**AIM OF THE EXERCISE:**
Show each line that has the string "Hochschulberufe" in it.

**RECORDS PROVIDED:**
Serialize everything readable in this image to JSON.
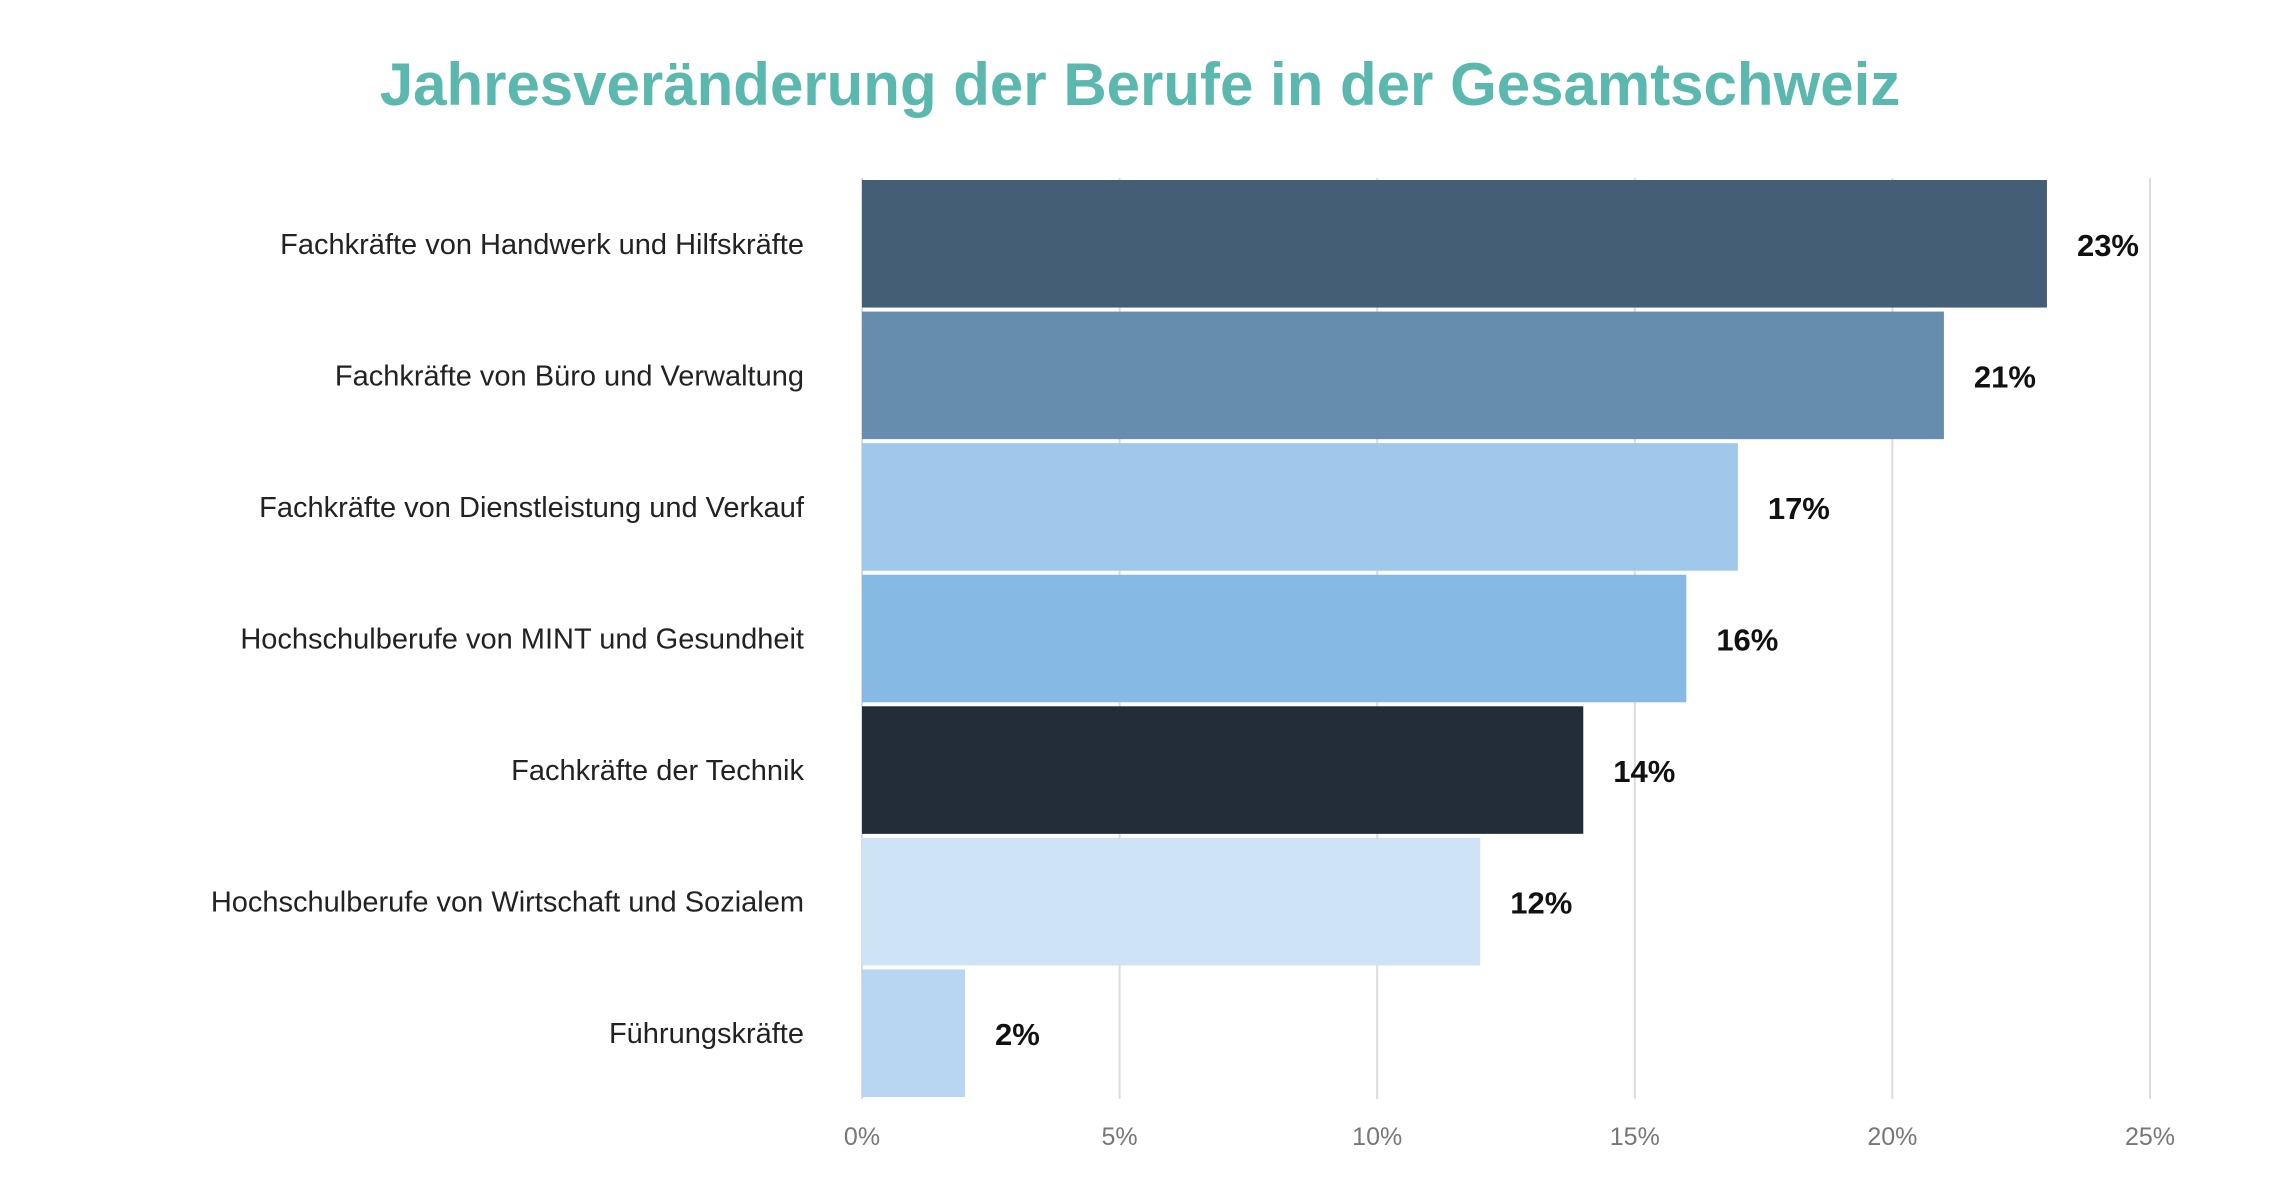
{
  "chart_data": {
    "type": "bar",
    "orientation": "horizontal",
    "title": "Jahresveränderung der Berufe in der Gesamtschweiz",
    "categories": [
      "Fachkräfte von Handwerk und Hilfskräfte",
      "Fachkräfte von Büro und Verwaltung",
      "Fachkräfte von Dienstleistung und Verkauf",
      "Hochschulberufe von MINT und Gesundheit",
      "Fachkräfte der Technik",
      "Hochschulberufe von Wirtschaft und Sozialem",
      "Führungskräfte"
    ],
    "values": [
      23,
      21,
      17,
      16,
      14,
      12,
      2
    ],
    "data_labels": [
      "23%",
      "21%",
      "17%",
      "16%",
      "14%",
      "12%",
      "2%"
    ],
    "colors": [
      "#445f75",
      "#668cae",
      "#9fc8ea",
      "#86b9e3",
      "#222d39",
      "#cfe3f6",
      "#b8d6f2"
    ],
    "xlim": [
      0,
      25
    ],
    "xticks": [
      0,
      5,
      10,
      15,
      20,
      25
    ],
    "xtick_labels": [
      "0%",
      "5%",
      "10%",
      "15%",
      "20%",
      "25%"
    ],
    "xlabel": "",
    "ylabel": "",
    "grid": "vertical",
    "title_color": "#5bb8ae"
  }
}
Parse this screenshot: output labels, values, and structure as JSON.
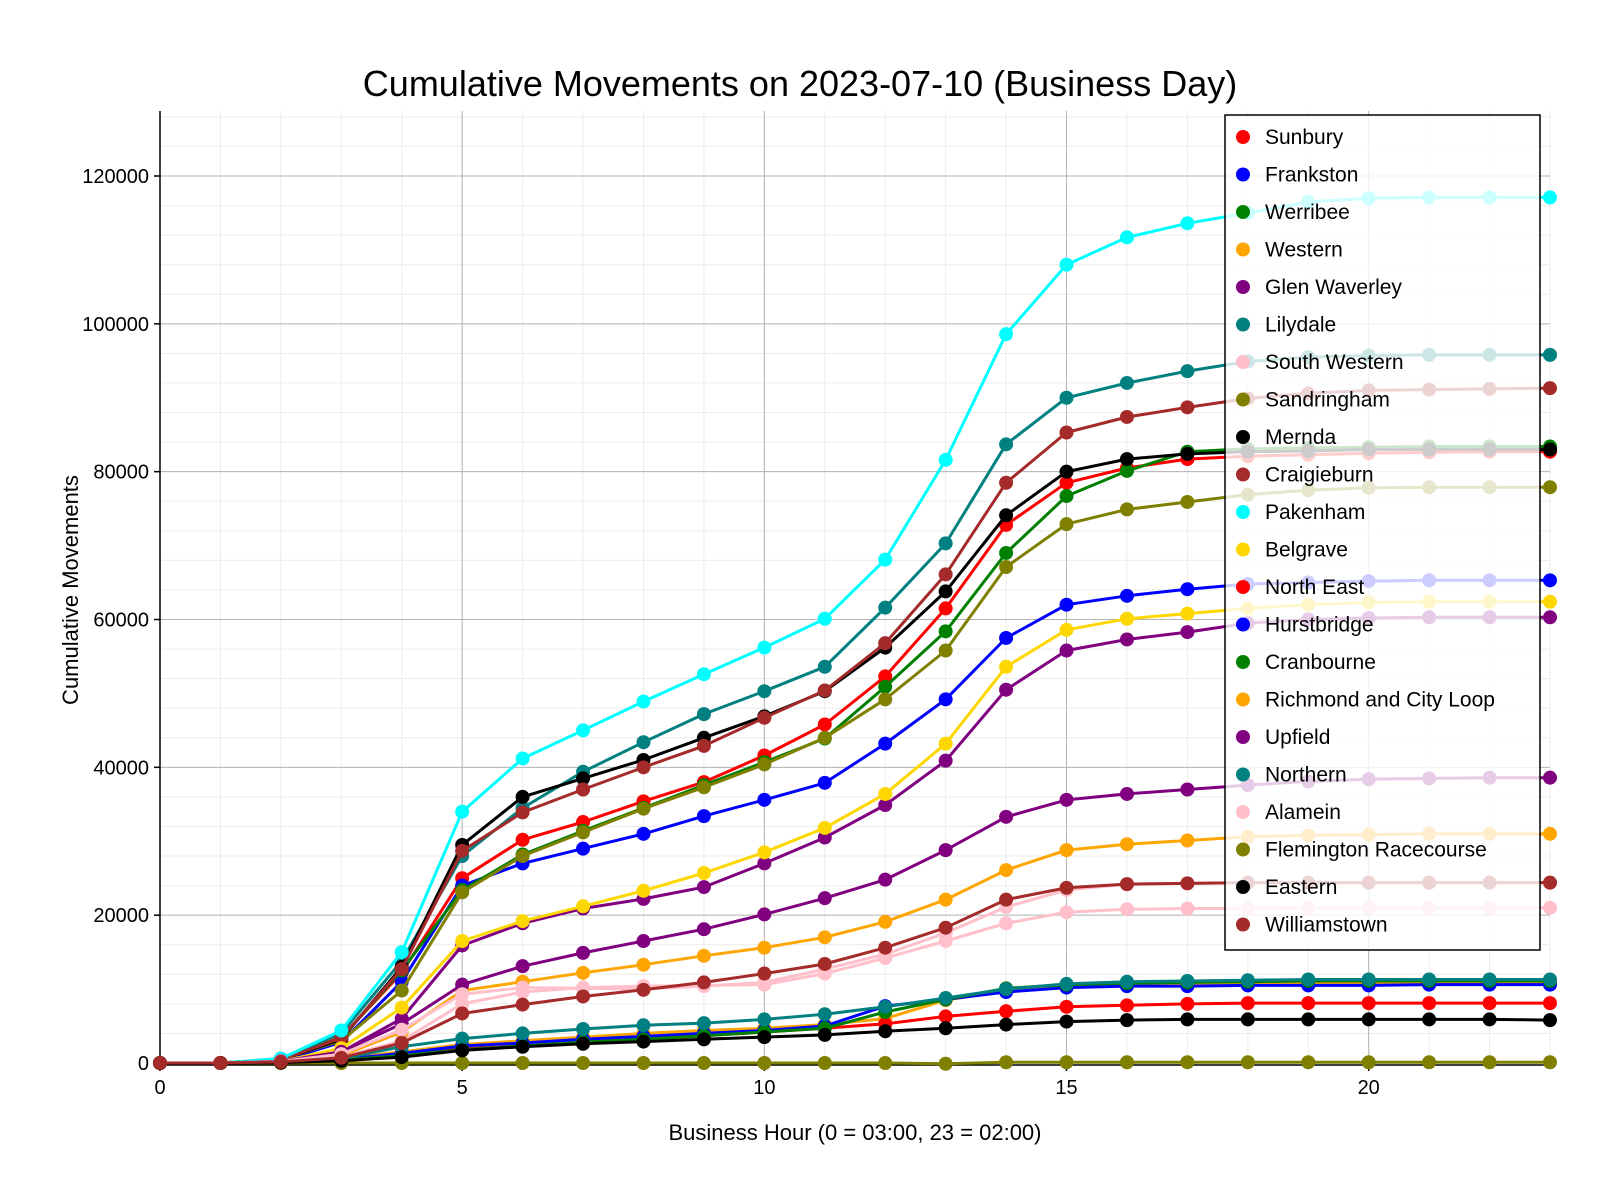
{
  "chart_data": {
    "type": "line",
    "title": "Cumulative Movements on 2023-07-10 (Business Day)",
    "xlabel": "Business Hour (0 = 03:00, 23 = 02:00)",
    "ylabel": "Cumulative Movements",
    "xlim": [
      0,
      23
    ],
    "ylim": [
      -500,
      128000
    ],
    "x_ticks": [
      0,
      5,
      10,
      15,
      20
    ],
    "y_ticks": [
      0,
      20000,
      40000,
      60000,
      80000,
      100000,
      120000
    ],
    "grid": true,
    "legend_position": "top-right",
    "x": [
      0,
      1,
      2,
      3,
      4,
      5,
      6,
      7,
      8,
      9,
      10,
      11,
      12,
      13,
      14,
      15,
      16,
      17,
      18,
      19,
      20,
      21,
      22,
      23
    ],
    "series": [
      {
        "name": "Sunbury",
        "color": "#ff0000",
        "values": [
          0,
          0,
          500,
          3500,
          12200,
          25000,
          30200,
          32600,
          35400,
          38000,
          41600,
          45800,
          52300,
          61500,
          72800,
          78500,
          80500,
          81700,
          82100,
          82300,
          82500,
          82600,
          82700,
          82700
        ]
      },
      {
        "name": "Frankston",
        "color": "#0000ff",
        "values": [
          0,
          0,
          300,
          2800,
          11000,
          24000,
          27000,
          29000,
          31000,
          33400,
          35600,
          37900,
          43200,
          49200,
          57500,
          62000,
          63200,
          64100,
          64800,
          65000,
          65200,
          65300,
          65300,
          65300
        ]
      },
      {
        "name": "Werribee",
        "color": "#008000",
        "values": [
          0,
          0,
          500,
          3400,
          12500,
          23400,
          28200,
          31400,
          34500,
          37600,
          40700,
          43900,
          50900,
          58400,
          69000,
          76700,
          80100,
          82700,
          83100,
          83200,
          83300,
          83400,
          83400,
          83400
        ]
      },
      {
        "name": "Western",
        "color": "#ffa500",
        "values": [
          0,
          0,
          100,
          600,
          1500,
          2500,
          3000,
          3500,
          4000,
          4400,
          4700,
          5200,
          6000,
          8500,
          9800,
          10300,
          10500,
          10600,
          10700,
          10700,
          10700,
          10700,
          10700,
          10700
        ]
      },
      {
        "name": "Glen Waverley",
        "color": "#800080",
        "values": [
          0,
          0,
          200,
          1500,
          6000,
          15900,
          18900,
          20900,
          22200,
          23800,
          27000,
          30500,
          34900,
          40900,
          50500,
          55800,
          57300,
          58300,
          59500,
          60000,
          60200,
          60300,
          60300,
          60300
        ]
      },
      {
        "name": "Lilydale",
        "color": "#008080",
        "values": [
          0,
          0,
          600,
          4000,
          13800,
          28000,
          34500,
          39400,
          43400,
          47200,
          50300,
          53600,
          61600,
          70300,
          83700,
          90000,
          92000,
          93600,
          94900,
          95500,
          95700,
          95800,
          95800,
          95800
        ]
      },
      {
        "name": "South Western",
        "color": "#ffc0cb",
        "values": [
          0,
          0,
          100,
          800,
          3000,
          8000,
          9600,
          10200,
          10400,
          10500,
          10600,
          12100,
          14200,
          16500,
          18900,
          20400,
          20800,
          20900,
          20900,
          21000,
          21000,
          21000,
          21000,
          21000
        ]
      },
      {
        "name": "Sandringham",
        "color": "#808000",
        "values": [
          0,
          0,
          500,
          3000,
          9800,
          23100,
          28000,
          31200,
          34400,
          37300,
          40400,
          44000,
          49200,
          55800,
          67100,
          72900,
          74900,
          75900,
          76900,
          77500,
          77800,
          77900,
          77900,
          77900
        ]
      },
      {
        "name": "Mernda",
        "color": "#000000",
        "values": [
          0,
          0,
          400,
          3200,
          13000,
          29500,
          36000,
          38500,
          41000,
          44000,
          46900,
          50300,
          56200,
          63800,
          74100,
          80000,
          81700,
          82400,
          82700,
          82800,
          83000,
          83000,
          83000,
          83000
        ]
      },
      {
        "name": "Craigieburn",
        "color": "#a52a2a",
        "values": [
          0,
          0,
          400,
          3400,
          12700,
          28700,
          33900,
          37000,
          40000,
          42900,
          46700,
          50400,
          56800,
          66100,
          78500,
          85300,
          87400,
          88700,
          89900,
          90600,
          91000,
          91100,
          91200,
          91300
        ]
      },
      {
        "name": "Pakenham",
        "color": "#00ffff",
        "values": [
          0,
          0,
          600,
          4400,
          15000,
          34000,
          41200,
          45000,
          48900,
          52600,
          56200,
          60100,
          68100,
          81600,
          98600,
          108000,
          111700,
          113600,
          115000,
          116500,
          117000,
          117100,
          117100,
          117100
        ]
      },
      {
        "name": "Belgrave",
        "color": "#ffd700",
        "values": [
          0,
          0,
          200,
          2000,
          7500,
          16500,
          19200,
          21200,
          23300,
          25700,
          28500,
          31800,
          36400,
          43200,
          53600,
          58600,
          60100,
          60800,
          61500,
          62000,
          62300,
          62400,
          62400,
          62400
        ]
      },
      {
        "name": "North East",
        "color": "#ff0000",
        "values": [
          0,
          0,
          50,
          300,
          1000,
          1900,
          2300,
          2800,
          3200,
          3700,
          4200,
          4700,
          5300,
          6300,
          7000,
          7600,
          7800,
          8000,
          8100,
          8100,
          8100,
          8100,
          8100,
          8100
        ]
      },
      {
        "name": "Hurstbridge",
        "color": "#0000ff",
        "values": [
          0,
          0,
          80,
          500,
          1300,
          2300,
          2700,
          3200,
          3600,
          4000,
          4400,
          5000,
          7700,
          8600,
          9600,
          10200,
          10400,
          10400,
          10500,
          10500,
          10500,
          10600,
          10600,
          10600
        ]
      },
      {
        "name": "Cranbourne",
        "color": "#008000",
        "values": [
          0,
          0,
          50,
          400,
          1000,
          1800,
          2300,
          2800,
          3200,
          3700,
          4200,
          4700,
          6900,
          8600,
          10100,
          10600,
          10800,
          10900,
          11000,
          11100,
          11100,
          11100,
          11100,
          11100
        ]
      },
      {
        "name": "Richmond and City Loop",
        "color": "#ffa500",
        "values": [
          0,
          0,
          200,
          1000,
          4200,
          9800,
          11000,
          12200,
          13300,
          14500,
          15600,
          17000,
          19100,
          22100,
          26100,
          28800,
          29600,
          30100,
          30600,
          30800,
          30900,
          31000,
          31000,
          31000
        ]
      },
      {
        "name": "Upfield",
        "color": "#800080",
        "values": [
          0,
          0,
          250,
          1500,
          5300,
          10600,
          13100,
          14900,
          16500,
          18100,
          20100,
          22300,
          24800,
          28800,
          33300,
          35600,
          36400,
          37000,
          37600,
          38100,
          38400,
          38500,
          38600,
          38600
        ]
      },
      {
        "name": "Northern",
        "color": "#008080",
        "values": [
          0,
          0,
          100,
          600,
          2200,
          3300,
          4000,
          4600,
          5100,
          5400,
          5900,
          6600,
          7600,
          8800,
          10000,
          10700,
          11000,
          11100,
          11200,
          11300,
          11300,
          11300,
          11300,
          11300
        ]
      },
      {
        "name": "Alamein",
        "color": "#ffc0cb",
        "values": [
          0,
          0,
          200,
          1200,
          4500,
          9300,
          10200,
          10100,
          10000,
          10400,
          10900,
          12700,
          14700,
          17600,
          21100,
          23400,
          24200,
          24300,
          24400,
          24400,
          24400,
          24400,
          24400,
          24400
        ]
      },
      {
        "name": "Flemington Racecourse",
        "color": "#808000",
        "values": [
          0,
          0,
          0,
          0,
          0,
          0,
          0,
          0,
          0,
          0,
          0,
          0,
          0,
          -100,
          100,
          100,
          100,
          100,
          100,
          100,
          100,
          100,
          100,
          100
        ]
      },
      {
        "name": "Eastern",
        "color": "#000000",
        "values": [
          0,
          0,
          50,
          300,
          800,
          1700,
          2200,
          2600,
          2900,
          3200,
          3500,
          3800,
          4300,
          4700,
          5200,
          5600,
          5800,
          5900,
          5900,
          5900,
          5900,
          5900,
          5900,
          5800
        ]
      },
      {
        "name": "Williamstown",
        "color": "#a52a2a",
        "values": [
          0,
          0,
          150,
          700,
          2700,
          6700,
          7900,
          9000,
          9900,
          10900,
          12100,
          13400,
          15600,
          18300,
          22100,
          23700,
          24200,
          24300,
          24400,
          24400,
          24400,
          24400,
          24400,
          24400
        ]
      }
    ]
  }
}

**ANSWER IN FULL:**
      "Hochschulberufe von MINT und Gesundheit",
      "Hochschulberufe von Wirtschaft und Sozialem",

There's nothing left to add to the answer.